Of all the lines in the material, how many include the word "city"? Give only the number.
|---|
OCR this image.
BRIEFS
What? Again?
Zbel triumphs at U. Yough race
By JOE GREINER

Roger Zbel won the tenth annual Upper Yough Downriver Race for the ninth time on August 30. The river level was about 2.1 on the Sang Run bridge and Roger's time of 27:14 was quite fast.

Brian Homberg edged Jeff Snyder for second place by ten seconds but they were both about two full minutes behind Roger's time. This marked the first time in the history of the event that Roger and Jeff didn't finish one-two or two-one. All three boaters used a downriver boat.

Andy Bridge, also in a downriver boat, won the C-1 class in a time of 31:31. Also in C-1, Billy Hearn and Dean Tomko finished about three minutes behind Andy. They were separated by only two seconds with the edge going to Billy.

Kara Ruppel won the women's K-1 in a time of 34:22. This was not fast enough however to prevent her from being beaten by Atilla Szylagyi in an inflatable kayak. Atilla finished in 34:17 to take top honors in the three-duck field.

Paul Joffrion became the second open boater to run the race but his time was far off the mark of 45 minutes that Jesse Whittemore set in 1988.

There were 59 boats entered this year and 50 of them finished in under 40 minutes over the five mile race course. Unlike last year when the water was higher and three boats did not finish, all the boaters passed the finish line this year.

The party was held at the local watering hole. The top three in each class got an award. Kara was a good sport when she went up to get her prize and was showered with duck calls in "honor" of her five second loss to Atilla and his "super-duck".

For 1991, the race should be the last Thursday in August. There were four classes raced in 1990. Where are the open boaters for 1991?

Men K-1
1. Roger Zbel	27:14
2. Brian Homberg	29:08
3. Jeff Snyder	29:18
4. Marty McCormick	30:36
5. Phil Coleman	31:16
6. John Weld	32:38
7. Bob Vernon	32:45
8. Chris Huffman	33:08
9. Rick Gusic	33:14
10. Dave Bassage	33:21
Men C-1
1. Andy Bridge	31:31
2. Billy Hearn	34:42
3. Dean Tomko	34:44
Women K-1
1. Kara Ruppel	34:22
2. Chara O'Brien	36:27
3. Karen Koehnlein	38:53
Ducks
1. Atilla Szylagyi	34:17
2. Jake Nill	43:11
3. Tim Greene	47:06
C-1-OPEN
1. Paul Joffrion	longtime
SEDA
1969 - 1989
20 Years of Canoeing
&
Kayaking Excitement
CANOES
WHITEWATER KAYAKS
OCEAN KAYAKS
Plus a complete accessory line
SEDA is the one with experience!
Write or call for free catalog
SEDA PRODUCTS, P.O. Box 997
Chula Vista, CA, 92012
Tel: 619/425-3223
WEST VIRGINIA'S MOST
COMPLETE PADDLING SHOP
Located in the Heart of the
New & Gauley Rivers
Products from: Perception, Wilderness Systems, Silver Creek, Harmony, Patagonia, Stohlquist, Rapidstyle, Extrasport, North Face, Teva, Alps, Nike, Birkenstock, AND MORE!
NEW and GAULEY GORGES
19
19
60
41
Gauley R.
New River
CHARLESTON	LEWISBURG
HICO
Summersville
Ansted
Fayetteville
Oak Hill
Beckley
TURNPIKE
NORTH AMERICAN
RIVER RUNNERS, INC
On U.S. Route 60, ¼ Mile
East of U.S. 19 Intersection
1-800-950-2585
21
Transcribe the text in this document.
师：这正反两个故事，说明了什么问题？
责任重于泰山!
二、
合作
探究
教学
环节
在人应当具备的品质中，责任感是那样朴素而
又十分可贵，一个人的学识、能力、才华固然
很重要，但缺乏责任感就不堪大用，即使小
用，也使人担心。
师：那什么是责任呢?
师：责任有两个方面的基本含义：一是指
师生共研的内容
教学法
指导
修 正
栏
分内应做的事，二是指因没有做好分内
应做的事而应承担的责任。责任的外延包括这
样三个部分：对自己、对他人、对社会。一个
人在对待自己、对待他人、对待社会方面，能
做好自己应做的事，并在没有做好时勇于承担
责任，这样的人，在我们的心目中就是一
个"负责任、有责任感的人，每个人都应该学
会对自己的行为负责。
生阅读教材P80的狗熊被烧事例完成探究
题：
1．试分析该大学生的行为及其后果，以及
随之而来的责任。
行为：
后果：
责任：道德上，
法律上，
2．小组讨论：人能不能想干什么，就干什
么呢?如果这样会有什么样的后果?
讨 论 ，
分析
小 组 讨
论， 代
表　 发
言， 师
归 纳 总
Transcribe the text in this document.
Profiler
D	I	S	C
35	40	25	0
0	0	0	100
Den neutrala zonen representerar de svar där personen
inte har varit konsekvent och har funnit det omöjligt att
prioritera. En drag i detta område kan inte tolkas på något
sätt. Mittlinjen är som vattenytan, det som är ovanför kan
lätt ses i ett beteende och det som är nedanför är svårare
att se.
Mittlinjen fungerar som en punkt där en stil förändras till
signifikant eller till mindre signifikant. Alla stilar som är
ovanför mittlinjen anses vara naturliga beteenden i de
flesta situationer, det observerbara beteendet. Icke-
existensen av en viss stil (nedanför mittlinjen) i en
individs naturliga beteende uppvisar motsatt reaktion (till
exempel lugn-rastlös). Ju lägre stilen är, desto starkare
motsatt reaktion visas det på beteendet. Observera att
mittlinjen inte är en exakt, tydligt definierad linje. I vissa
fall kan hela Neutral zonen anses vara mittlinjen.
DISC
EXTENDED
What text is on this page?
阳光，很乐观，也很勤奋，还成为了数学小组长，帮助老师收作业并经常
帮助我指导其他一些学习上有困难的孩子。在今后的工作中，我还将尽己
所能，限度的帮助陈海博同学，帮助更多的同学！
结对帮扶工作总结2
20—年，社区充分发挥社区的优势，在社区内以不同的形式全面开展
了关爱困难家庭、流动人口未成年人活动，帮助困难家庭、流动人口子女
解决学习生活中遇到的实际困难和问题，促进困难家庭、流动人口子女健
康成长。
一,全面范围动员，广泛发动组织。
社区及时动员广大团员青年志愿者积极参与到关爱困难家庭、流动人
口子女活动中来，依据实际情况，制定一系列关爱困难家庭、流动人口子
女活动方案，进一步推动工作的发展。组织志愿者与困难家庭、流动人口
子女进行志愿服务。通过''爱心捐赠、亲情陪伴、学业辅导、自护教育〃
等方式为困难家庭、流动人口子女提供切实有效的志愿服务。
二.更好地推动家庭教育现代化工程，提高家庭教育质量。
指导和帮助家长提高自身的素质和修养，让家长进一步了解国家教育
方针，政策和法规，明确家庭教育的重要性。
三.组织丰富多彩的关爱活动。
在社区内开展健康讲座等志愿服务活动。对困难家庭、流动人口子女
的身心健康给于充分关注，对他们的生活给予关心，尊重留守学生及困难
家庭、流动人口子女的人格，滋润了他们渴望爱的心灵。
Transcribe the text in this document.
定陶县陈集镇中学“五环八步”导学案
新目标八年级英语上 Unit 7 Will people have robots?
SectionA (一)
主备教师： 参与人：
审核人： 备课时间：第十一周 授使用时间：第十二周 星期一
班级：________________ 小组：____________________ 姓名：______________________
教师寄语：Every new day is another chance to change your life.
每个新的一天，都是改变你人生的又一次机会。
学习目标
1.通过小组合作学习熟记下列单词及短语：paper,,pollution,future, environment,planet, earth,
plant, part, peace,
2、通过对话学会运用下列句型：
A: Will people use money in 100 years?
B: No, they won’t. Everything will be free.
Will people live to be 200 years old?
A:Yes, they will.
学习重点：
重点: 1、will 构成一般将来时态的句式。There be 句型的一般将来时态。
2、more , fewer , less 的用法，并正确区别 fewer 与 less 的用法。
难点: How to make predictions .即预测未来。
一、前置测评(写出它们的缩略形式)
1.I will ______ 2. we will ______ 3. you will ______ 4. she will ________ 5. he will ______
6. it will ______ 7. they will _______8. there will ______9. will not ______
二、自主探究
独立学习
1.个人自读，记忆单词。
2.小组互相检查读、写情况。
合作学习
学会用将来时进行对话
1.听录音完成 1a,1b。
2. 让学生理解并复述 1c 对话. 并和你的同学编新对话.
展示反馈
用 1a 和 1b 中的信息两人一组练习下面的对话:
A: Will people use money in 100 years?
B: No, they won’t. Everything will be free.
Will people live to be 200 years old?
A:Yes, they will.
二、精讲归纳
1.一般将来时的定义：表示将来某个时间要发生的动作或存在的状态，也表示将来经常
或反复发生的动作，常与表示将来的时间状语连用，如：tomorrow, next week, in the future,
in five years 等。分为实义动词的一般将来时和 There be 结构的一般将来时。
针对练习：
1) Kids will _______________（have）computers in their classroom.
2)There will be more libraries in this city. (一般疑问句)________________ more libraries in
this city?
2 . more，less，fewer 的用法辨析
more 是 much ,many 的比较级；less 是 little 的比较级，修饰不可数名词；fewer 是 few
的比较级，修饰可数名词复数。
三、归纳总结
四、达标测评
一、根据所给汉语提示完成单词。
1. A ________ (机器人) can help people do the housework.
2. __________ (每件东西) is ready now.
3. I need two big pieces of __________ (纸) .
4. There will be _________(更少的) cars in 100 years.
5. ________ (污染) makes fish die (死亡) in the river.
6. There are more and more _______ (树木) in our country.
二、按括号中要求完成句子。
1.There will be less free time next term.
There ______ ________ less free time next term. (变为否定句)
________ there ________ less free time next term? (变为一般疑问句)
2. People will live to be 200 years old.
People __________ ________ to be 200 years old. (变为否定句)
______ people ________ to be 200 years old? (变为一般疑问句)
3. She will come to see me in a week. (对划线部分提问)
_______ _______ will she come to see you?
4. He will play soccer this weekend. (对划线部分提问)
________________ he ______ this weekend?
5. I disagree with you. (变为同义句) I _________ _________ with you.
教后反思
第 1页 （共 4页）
|---|
In response: 2